## Start Material supplied

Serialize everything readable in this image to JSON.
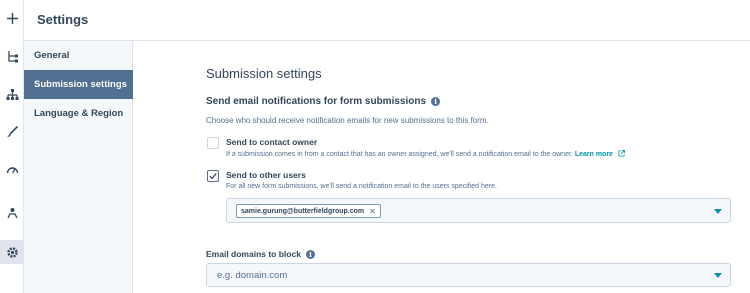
{
  "header": {
    "title": "Settings"
  },
  "rail": {
    "icons": [
      "plus-icon",
      "flow-icon",
      "hierarchy-icon",
      "brush-icon",
      "gauge-icon",
      "users-icon",
      "gear-icon"
    ]
  },
  "nav": {
    "items": [
      {
        "label": "General",
        "active": false
      },
      {
        "label": "Submission settings",
        "active": true
      },
      {
        "label": "Language & Region",
        "active": false
      }
    ]
  },
  "main": {
    "section_title": "Submission settings",
    "notifications": {
      "heading": "Send email notifications for form submissions",
      "description": "Choose who should receive notification emails for new submissions to this form.",
      "contact_owner": {
        "label": "Send to contact owner",
        "checked": false,
        "help": "If a submission comes in from a contact that has an owner assigned, we'll send a notification email to the owner.",
        "link": "Learn more"
      },
      "other_users": {
        "label": "Send to other users",
        "checked": true,
        "help": "For all new form submissions, we'll send a notification email to the users specified here.",
        "selected": [
          "samie.gurung@butterfieldgroup.com"
        ]
      }
    },
    "email_domains": {
      "label": "Email domains to block",
      "placeholder": "e.g. domain.com"
    }
  },
  "colors": {
    "accent": "#0091ae",
    "nav_active": "#516f90",
    "text": "#33475b"
  }
}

## End Material supplied

§ **Problem**:
Each line of the data is to be duplicated exactly; pictures stay out of the copy.

§ **Exercise answer**:
Serialize everything readable in this image to JSON.
{
  "header": {
    "title": "Settings"
  },
  "rail": {
    "icons": [
      "plus-icon",
      "flow-icon",
      "hierarchy-icon",
      "brush-icon",
      "gauge-icon",
      "users-icon",
      "gear-icon"
    ]
  },
  "nav": {
    "items": [
      {
        "label": "General",
        "active": false
      },
      {
        "label": "Submission settings",
        "active": true
      },
      {
        "label": "Language & Region",
        "active": false
      }
    ]
  },
  "main": {
    "section_title": "Submission settings",
    "notifications": {
      "heading": "Send email notifications for form submissions",
      "description": "Choose who should receive notification emails for new submissions to this form.",
      "contact_owner": {
        "label": "Send to contact owner",
        "checked": false,
        "help": "If a submission comes in from a contact that has an owner assigned, we'll send a notification email to the owner.",
        "link": "Learn more"
      },
      "other_users": {
        "label": "Send to other users",
        "checked": true,
        "help": "For all new form submissions, we'll send a notification email to the users specified here.",
        "selected": [
          "samie.gurung@butterfieldgroup.com"
        ]
      }
    },
    "email_domains": {
      "label": "Email domains to block",
      "placeholder": "e.g. domain.com"
    }
  },
  "colors": {
    "accent": "#0091ae",
    "nav_active": "#516f90",
    "text": "#33475b"
  }
}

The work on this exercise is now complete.